◆ **Given data**:
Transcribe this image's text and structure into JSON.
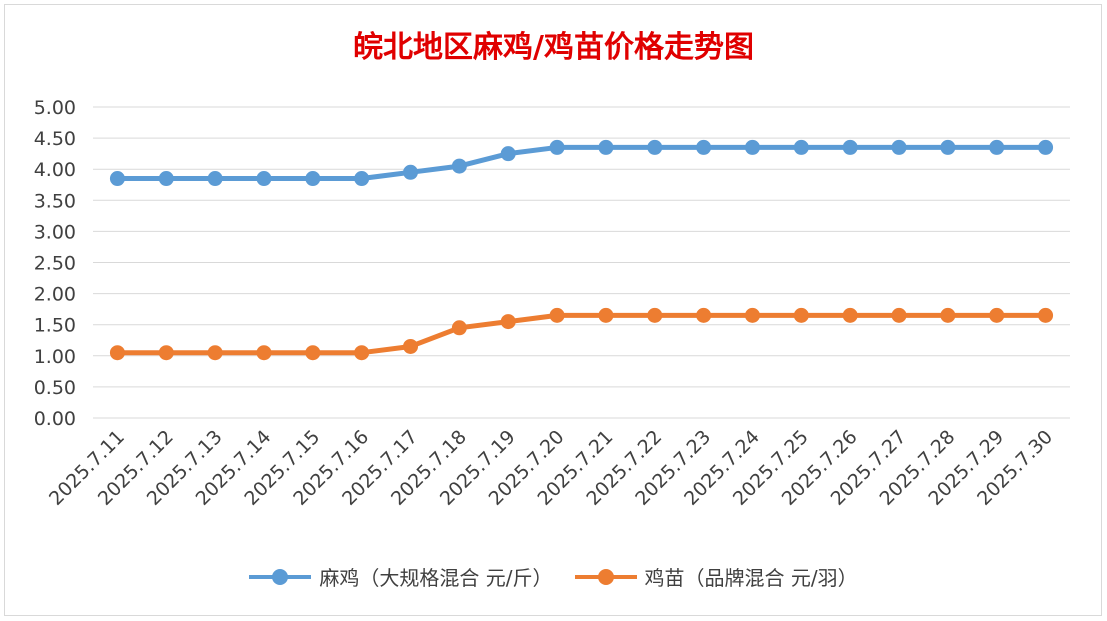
{
  "chart_data": {
    "type": "line",
    "title": "皖北地区麻鸡/鸡苗价格走势图",
    "categories": [
      "2025.7.11",
      "2025.7.12",
      "2025.7.13",
      "2025.7.14",
      "2025.7.15",
      "2025.7.16",
      "2025.7.17",
      "2025.7.18",
      "2025.7.19",
      "2025.7.20",
      "2025.7.21",
      "2025.7.22",
      "2025.7.23",
      "2025.7.24",
      "2025.7.25",
      "2025.7.26",
      "2025.7.27",
      "2025.7.28",
      "2025.7.29",
      "2025.7.30"
    ],
    "y_ticks": [
      "0.00",
      "0.50",
      "1.00",
      "1.50",
      "2.00",
      "2.50",
      "3.00",
      "3.50",
      "4.00",
      "4.50",
      "5.00"
    ],
    "ylim": [
      0,
      5
    ],
    "grid": true,
    "legend_position": "bottom",
    "series": [
      {
        "name": "麻鸡（大规格混合 元/斤）",
        "color": "#5b9bd5",
        "values": [
          3.85,
          3.85,
          3.85,
          3.85,
          3.85,
          3.85,
          3.95,
          4.05,
          4.25,
          4.35,
          4.35,
          4.35,
          4.35,
          4.35,
          4.35,
          4.35,
          4.35,
          4.35,
          4.35,
          4.35
        ]
      },
      {
        "name": "鸡苗（品牌混合 元/羽）",
        "color": "#ed7d31",
        "values": [
          1.05,
          1.05,
          1.05,
          1.05,
          1.05,
          1.05,
          1.15,
          1.45,
          1.55,
          1.65,
          1.65,
          1.65,
          1.65,
          1.65,
          1.65,
          1.65,
          1.65,
          1.65,
          1.65,
          1.65
        ]
      }
    ]
  }
}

◆ **Instructions for the task**: The records shown above are to be repeated exactly, with the pictures left out.

◆ **Solution**:
Transcribe this image's text and structure into JSON.
{
  "chart_data": {
    "type": "line",
    "title": "皖北地区麻鸡/鸡苗价格走势图",
    "categories": [
      "2025.7.11",
      "2025.7.12",
      "2025.7.13",
      "2025.7.14",
      "2025.7.15",
      "2025.7.16",
      "2025.7.17",
      "2025.7.18",
      "2025.7.19",
      "2025.7.20",
      "2025.7.21",
      "2025.7.22",
      "2025.7.23",
      "2025.7.24",
      "2025.7.25",
      "2025.7.26",
      "2025.7.27",
      "2025.7.28",
      "2025.7.29",
      "2025.7.30"
    ],
    "y_ticks": [
      "0.00",
      "0.50",
      "1.00",
      "1.50",
      "2.00",
      "2.50",
      "3.00",
      "3.50",
      "4.00",
      "4.50",
      "5.00"
    ],
    "ylim": [
      0,
      5
    ],
    "grid": true,
    "legend_position": "bottom",
    "series": [
      {
        "name": "麻鸡（大规格混合 元/斤）",
        "color": "#5b9bd5",
        "values": [
          3.85,
          3.85,
          3.85,
          3.85,
          3.85,
          3.85,
          3.95,
          4.05,
          4.25,
          4.35,
          4.35,
          4.35,
          4.35,
          4.35,
          4.35,
          4.35,
          4.35,
          4.35,
          4.35,
          4.35
        ]
      },
      {
        "name": "鸡苗（品牌混合 元/羽）",
        "color": "#ed7d31",
        "values": [
          1.05,
          1.05,
          1.05,
          1.05,
          1.05,
          1.05,
          1.15,
          1.45,
          1.55,
          1.65,
          1.65,
          1.65,
          1.65,
          1.65,
          1.65,
          1.65,
          1.65,
          1.65,
          1.65,
          1.65
        ]
      }
    ]
  }
}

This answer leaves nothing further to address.